* GIVEN INSTRUCTION *
Your task is to locate every line holding the string "レギオン" and to copy each of them.

* STORED RECORDS *

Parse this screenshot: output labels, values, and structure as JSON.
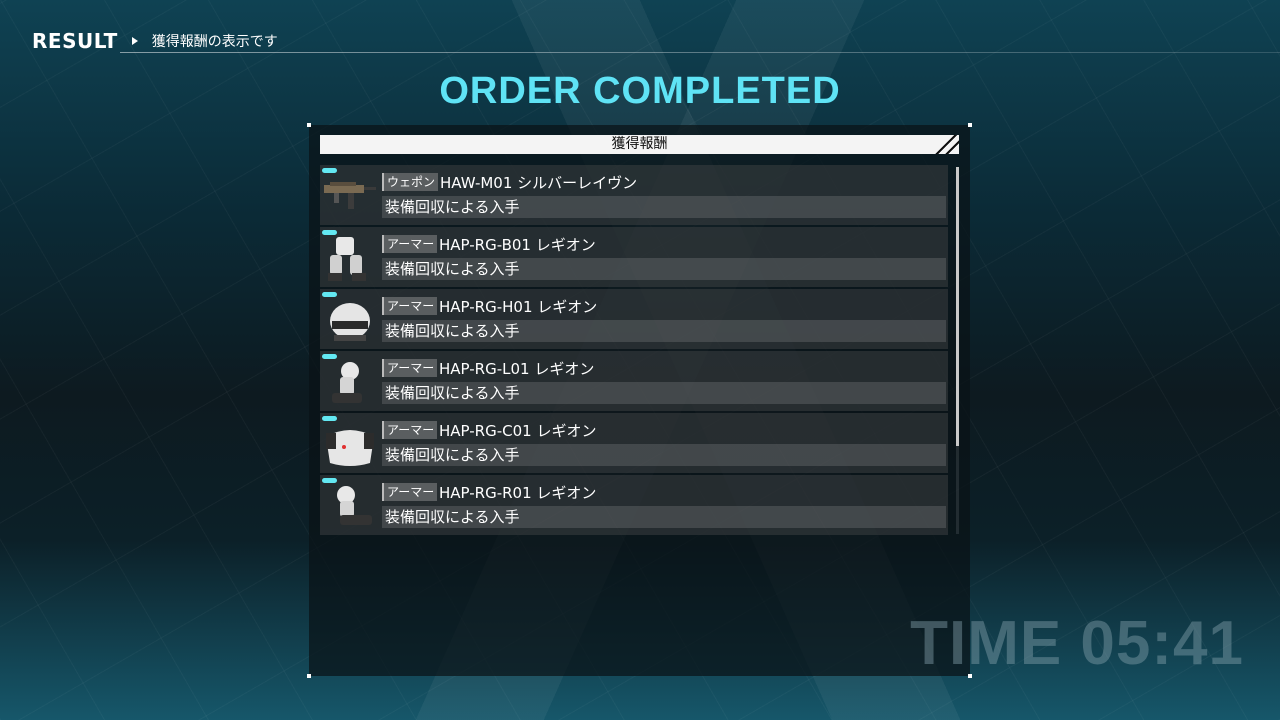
{
  "header": {
    "section": "RESULT",
    "description": "獲得報酬の表示です"
  },
  "title": "ORDER COMPLETED",
  "panel": {
    "heading": "獲得報酬"
  },
  "rewards": [
    {
      "category": "ウェポン",
      "name": "HAW-M01 シルバーレイヴン",
      "source": "装備回収による入手",
      "icon": "rifle-icon"
    },
    {
      "category": "アーマー",
      "name": "HAP-RG-B01 レギオン",
      "source": "装備回収による入手",
      "icon": "body-armor-icon"
    },
    {
      "category": "アーマー",
      "name": "HAP-RG-H01 レギオン",
      "source": "装備回収による入手",
      "icon": "helmet-icon"
    },
    {
      "category": "アーマー",
      "name": "HAP-RG-L01 レギオン",
      "source": "装備回収による入手",
      "icon": "left-arm-armor-icon"
    },
    {
      "category": "アーマー",
      "name": "HAP-RG-C01 レギオン",
      "source": "装備回収による入手",
      "icon": "chest-armor-icon"
    },
    {
      "category": "アーマー",
      "name": "HAP-RG-R01 レギオン",
      "source": "装備回収による入手",
      "icon": "right-arm-armor-icon"
    }
  ],
  "scroll": {
    "visible_fraction": 0.76
  },
  "timer": "TIME 05:41",
  "colors": {
    "accent": "#5fe3f5",
    "tab": "#63e8f2"
  }
}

* RESULT FOR THIS EXERCISE *
      "name": "HAP-RG-B01 レギオン",
      "name": "HAP-RG-H01 レギオン",
      "name": "HAP-RG-L01 レギオン",
      "name": "HAP-RG-C01 レギオン",
      "name": "HAP-RG-R01 レギオン",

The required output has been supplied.